▶ **WORK TO BE COMPLETED**: Give the number of lines below that contain "date", with no other output.

───

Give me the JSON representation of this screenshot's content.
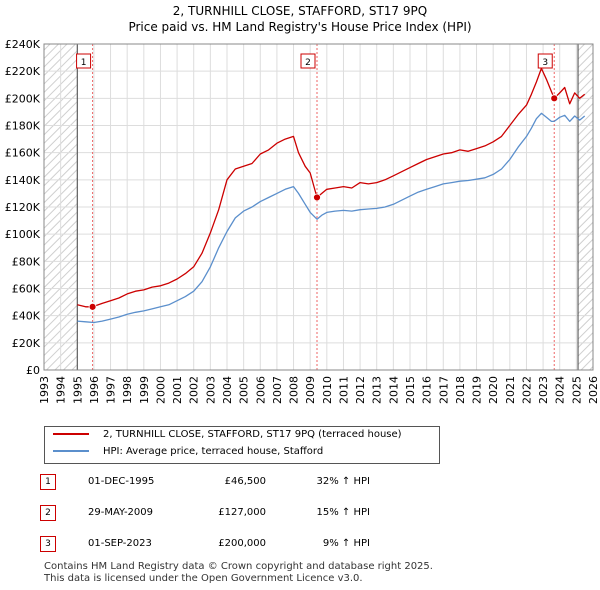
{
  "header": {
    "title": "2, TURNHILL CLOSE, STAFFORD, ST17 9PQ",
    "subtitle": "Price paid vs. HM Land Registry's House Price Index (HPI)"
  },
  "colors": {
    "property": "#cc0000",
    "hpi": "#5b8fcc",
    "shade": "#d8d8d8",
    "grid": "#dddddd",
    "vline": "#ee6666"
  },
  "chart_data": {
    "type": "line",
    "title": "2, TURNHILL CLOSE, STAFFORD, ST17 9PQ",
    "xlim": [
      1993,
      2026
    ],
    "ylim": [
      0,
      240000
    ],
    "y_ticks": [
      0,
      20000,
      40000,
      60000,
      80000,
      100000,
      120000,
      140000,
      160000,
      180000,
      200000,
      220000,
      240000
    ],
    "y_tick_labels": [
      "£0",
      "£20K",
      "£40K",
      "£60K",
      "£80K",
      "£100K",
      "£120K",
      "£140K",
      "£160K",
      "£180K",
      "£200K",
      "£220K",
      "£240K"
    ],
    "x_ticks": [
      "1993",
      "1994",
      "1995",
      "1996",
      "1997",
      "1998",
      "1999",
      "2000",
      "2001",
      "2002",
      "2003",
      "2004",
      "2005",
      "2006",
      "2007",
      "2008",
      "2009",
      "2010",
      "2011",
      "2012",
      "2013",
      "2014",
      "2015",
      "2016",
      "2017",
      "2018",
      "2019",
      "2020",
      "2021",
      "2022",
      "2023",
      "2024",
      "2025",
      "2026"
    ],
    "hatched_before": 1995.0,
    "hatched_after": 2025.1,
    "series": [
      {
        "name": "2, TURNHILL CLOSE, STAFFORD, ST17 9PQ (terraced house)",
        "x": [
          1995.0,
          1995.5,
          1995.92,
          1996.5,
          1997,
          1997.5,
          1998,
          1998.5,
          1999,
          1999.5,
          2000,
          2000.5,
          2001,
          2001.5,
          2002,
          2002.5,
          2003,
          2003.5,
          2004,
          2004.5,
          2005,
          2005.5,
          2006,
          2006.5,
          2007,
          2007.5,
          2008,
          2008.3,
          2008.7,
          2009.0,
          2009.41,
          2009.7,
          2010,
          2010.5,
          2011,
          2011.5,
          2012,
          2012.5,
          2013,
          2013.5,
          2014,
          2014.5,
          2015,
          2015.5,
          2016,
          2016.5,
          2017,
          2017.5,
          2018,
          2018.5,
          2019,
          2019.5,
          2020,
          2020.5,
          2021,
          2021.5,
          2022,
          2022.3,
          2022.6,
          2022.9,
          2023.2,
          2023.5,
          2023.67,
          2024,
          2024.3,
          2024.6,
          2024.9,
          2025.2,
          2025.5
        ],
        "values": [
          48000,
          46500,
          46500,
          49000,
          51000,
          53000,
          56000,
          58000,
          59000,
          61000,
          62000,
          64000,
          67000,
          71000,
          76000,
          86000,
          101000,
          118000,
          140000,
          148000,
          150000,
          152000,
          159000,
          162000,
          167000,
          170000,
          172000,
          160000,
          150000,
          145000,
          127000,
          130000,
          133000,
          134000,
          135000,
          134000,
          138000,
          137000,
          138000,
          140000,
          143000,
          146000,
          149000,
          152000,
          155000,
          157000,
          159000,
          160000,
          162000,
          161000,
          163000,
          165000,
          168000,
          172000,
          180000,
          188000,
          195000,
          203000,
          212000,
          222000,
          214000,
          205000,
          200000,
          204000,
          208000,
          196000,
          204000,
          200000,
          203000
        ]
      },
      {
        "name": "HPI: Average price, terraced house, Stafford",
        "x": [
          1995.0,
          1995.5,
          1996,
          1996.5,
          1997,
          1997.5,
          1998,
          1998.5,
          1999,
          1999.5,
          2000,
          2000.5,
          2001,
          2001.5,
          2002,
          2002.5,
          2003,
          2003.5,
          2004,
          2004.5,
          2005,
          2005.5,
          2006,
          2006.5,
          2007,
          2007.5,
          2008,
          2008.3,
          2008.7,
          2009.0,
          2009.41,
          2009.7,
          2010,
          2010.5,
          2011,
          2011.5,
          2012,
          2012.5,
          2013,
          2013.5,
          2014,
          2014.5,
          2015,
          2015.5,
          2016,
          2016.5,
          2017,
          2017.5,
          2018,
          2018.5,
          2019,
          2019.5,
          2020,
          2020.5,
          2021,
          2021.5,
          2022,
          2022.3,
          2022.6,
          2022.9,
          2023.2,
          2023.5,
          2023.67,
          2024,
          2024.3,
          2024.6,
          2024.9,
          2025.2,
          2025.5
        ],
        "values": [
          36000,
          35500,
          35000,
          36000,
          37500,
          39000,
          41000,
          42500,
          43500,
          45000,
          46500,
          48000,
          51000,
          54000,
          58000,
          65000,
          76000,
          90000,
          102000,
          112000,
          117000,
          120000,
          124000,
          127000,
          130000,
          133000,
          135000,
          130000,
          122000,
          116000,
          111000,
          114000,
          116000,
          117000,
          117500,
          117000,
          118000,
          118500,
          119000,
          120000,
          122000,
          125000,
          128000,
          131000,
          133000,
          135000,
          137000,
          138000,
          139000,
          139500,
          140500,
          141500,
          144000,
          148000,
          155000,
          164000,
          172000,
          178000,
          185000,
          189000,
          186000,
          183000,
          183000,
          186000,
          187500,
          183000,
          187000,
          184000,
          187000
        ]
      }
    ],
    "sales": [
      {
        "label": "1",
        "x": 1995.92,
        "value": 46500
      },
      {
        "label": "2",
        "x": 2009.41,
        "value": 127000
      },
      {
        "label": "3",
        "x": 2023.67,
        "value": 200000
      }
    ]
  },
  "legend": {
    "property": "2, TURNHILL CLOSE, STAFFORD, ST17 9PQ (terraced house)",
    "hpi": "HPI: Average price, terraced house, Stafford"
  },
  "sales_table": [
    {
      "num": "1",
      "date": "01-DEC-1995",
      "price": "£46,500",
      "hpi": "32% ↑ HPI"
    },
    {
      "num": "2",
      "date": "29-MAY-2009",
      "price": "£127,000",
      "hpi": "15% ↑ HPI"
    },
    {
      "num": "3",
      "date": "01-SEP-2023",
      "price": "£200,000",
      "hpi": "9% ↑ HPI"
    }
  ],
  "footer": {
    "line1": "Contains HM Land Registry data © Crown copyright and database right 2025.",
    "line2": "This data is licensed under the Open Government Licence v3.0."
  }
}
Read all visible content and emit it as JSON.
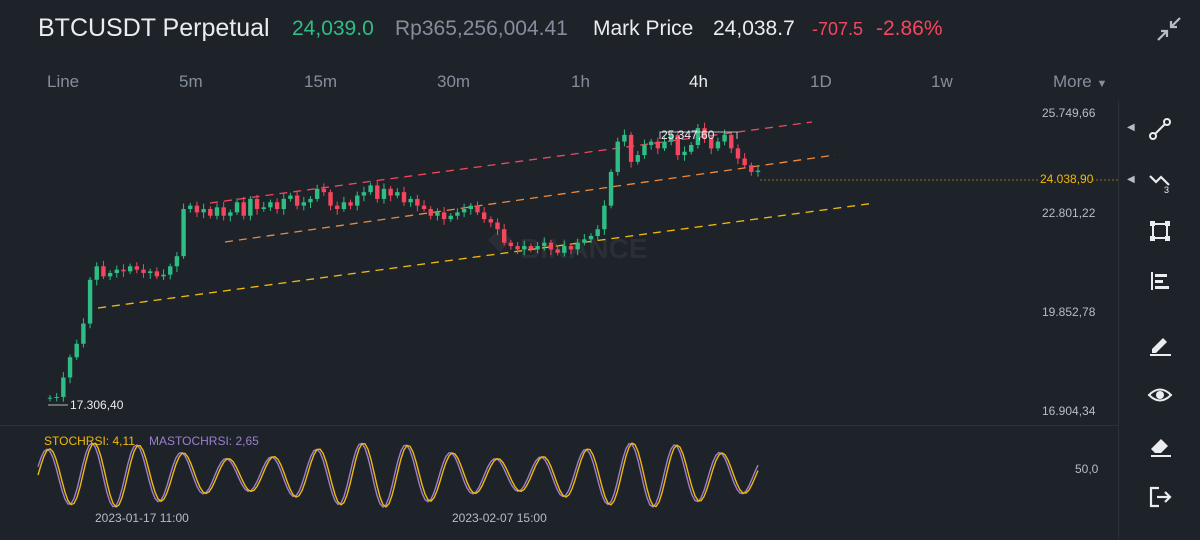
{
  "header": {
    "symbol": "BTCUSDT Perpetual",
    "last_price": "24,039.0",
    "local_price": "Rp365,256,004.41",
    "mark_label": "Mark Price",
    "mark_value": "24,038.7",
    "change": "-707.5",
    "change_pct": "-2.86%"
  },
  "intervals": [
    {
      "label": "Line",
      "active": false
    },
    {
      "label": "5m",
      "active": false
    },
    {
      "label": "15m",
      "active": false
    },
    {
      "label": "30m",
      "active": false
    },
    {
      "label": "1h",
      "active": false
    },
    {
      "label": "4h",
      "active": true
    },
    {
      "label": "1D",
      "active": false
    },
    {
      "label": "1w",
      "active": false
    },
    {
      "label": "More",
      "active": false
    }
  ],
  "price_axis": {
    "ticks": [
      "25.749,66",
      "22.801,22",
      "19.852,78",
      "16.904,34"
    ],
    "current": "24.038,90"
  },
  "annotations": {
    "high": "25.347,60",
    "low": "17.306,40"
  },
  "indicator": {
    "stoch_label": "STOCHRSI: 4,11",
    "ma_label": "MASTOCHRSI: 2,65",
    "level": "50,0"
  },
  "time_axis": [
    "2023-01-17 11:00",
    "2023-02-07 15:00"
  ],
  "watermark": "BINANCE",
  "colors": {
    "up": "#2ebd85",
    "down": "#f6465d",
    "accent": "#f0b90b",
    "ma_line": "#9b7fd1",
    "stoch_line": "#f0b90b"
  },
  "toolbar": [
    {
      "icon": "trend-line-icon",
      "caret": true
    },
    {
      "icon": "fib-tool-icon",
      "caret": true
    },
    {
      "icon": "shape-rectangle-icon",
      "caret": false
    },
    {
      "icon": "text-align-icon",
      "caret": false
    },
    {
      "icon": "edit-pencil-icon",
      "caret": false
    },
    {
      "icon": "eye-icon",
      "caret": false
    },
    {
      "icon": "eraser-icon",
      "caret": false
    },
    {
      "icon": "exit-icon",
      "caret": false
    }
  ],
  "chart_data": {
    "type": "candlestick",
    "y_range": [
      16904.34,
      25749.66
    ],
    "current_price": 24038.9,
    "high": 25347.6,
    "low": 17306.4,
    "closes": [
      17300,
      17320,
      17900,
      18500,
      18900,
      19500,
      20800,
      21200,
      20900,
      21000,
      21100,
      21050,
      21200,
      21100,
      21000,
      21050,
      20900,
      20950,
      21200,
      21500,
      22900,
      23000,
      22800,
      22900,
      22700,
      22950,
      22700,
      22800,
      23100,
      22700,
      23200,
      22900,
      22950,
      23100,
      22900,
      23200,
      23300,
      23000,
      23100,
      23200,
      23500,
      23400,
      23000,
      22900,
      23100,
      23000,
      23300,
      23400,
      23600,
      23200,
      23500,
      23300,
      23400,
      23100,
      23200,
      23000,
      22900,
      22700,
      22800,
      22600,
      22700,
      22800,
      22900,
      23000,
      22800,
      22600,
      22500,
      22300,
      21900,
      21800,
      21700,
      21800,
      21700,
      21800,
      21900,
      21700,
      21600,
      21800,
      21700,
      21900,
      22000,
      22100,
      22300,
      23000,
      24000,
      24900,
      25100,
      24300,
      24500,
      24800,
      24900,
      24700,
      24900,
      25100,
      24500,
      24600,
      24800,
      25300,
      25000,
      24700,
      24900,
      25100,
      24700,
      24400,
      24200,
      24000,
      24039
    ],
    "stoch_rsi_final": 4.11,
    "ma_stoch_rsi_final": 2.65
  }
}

───

▶ **ANSWER FOR THIS EXERCISE**: 3